Given exercise | Pick out every line of the entries below where "shown" occurs, and copy those lines.

Rows |
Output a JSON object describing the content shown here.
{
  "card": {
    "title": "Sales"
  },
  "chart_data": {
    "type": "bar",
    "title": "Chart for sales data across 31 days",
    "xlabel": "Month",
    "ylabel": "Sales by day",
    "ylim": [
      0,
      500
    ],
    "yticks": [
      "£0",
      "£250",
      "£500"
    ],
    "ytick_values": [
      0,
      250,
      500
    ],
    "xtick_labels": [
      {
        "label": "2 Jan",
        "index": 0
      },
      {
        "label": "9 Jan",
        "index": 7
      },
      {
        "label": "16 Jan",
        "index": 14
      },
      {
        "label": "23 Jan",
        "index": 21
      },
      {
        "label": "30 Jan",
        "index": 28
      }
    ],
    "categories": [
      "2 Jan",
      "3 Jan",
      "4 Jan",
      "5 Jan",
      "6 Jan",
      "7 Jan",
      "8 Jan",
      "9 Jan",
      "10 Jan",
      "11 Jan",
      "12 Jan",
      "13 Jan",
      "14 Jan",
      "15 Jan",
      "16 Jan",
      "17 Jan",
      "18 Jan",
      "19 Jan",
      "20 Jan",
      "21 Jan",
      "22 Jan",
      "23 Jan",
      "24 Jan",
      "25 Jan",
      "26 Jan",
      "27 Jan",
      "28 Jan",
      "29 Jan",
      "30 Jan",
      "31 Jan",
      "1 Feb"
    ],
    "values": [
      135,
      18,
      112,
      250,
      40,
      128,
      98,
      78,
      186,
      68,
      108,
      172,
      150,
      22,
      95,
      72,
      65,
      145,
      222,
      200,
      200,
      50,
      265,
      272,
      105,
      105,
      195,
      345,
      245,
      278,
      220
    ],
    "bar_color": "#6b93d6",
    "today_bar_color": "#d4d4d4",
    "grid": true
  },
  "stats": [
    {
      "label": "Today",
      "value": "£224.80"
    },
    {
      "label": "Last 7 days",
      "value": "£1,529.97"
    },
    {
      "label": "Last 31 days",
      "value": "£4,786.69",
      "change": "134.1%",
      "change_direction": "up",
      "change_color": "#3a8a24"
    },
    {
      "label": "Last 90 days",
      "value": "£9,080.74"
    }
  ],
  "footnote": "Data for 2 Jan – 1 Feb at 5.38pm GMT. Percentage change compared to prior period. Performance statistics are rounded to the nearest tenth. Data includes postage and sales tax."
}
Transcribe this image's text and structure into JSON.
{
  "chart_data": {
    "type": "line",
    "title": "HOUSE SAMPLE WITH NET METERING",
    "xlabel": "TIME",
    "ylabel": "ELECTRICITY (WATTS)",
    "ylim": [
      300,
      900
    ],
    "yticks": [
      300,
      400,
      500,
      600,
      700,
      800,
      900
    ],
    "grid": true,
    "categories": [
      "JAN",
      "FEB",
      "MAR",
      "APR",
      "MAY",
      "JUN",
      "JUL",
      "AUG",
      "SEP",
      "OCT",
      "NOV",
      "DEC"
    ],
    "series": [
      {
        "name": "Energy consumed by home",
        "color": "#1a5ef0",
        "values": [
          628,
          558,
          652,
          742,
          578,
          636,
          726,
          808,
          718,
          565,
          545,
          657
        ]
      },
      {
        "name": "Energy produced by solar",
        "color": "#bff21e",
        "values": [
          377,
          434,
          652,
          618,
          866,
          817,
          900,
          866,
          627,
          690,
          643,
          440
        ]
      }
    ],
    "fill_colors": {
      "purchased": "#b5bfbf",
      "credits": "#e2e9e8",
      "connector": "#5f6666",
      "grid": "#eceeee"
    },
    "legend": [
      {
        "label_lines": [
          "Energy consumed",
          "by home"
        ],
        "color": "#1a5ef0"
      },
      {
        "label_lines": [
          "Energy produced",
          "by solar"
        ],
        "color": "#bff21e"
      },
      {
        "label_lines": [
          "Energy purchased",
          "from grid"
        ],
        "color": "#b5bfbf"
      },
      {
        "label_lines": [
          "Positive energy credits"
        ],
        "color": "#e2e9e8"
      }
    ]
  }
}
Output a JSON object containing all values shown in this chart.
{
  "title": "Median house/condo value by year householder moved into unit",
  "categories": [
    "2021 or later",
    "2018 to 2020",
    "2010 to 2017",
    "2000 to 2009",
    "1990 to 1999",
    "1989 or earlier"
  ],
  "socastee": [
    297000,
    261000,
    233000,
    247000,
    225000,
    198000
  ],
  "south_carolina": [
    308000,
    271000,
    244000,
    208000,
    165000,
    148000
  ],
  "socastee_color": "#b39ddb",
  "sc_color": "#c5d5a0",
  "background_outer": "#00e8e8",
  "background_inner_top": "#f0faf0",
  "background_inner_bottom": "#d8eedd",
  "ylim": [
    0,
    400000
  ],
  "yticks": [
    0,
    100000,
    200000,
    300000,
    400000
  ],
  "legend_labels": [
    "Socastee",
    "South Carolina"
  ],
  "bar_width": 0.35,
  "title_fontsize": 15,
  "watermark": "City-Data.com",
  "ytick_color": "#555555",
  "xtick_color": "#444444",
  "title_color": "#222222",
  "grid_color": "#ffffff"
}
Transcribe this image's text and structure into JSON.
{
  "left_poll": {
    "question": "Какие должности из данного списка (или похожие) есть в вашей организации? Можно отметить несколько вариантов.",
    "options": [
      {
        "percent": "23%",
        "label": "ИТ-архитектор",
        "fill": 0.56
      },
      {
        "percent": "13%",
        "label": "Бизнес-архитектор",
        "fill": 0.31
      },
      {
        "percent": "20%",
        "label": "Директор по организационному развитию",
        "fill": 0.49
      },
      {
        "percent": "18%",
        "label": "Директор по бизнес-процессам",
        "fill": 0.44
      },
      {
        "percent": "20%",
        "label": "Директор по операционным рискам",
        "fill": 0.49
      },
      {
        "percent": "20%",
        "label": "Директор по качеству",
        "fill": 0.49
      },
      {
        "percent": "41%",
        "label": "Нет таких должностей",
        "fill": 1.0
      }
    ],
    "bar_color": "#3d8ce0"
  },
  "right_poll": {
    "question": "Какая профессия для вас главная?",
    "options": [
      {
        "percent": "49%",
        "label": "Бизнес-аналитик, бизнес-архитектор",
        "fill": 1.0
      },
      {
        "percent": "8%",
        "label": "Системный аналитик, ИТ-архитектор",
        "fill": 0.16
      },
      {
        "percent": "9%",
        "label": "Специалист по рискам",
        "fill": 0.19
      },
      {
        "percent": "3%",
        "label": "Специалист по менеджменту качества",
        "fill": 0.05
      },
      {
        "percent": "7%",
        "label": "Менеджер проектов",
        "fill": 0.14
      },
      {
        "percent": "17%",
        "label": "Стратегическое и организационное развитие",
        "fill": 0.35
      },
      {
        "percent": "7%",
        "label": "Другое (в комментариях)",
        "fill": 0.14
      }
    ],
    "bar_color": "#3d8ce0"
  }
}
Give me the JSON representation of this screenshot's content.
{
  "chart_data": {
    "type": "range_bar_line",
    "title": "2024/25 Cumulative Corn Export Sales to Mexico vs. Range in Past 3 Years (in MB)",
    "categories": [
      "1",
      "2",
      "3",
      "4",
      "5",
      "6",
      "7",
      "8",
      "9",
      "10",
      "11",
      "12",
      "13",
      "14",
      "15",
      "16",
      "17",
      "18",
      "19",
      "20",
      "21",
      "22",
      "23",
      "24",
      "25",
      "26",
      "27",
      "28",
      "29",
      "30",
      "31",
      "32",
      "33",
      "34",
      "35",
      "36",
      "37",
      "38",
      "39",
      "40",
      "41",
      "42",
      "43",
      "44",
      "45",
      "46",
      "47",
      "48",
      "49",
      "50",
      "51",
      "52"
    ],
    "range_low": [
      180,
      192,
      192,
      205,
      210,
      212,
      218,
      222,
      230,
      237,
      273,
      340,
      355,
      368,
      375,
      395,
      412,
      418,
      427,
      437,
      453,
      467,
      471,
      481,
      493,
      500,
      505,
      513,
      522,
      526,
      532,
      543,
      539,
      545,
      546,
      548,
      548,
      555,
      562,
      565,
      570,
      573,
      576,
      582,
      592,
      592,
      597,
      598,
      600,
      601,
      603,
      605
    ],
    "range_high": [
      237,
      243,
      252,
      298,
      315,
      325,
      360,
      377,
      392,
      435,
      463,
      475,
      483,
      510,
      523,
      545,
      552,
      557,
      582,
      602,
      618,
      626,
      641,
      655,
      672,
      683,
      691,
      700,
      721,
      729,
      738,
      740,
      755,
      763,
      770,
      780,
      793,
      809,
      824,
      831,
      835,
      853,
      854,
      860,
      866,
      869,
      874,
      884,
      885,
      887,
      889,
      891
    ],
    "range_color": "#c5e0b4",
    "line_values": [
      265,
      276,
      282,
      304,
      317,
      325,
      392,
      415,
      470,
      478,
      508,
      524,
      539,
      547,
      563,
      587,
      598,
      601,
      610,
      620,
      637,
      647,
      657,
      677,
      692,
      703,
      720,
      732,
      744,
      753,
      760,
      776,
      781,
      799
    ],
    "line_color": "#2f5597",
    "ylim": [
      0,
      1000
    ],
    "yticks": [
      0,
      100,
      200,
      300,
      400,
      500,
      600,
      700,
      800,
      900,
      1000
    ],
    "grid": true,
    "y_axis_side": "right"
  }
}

Written solution |
Output a JSON object describing the content shown here.
Output a JSON object containing all values shown in this chart.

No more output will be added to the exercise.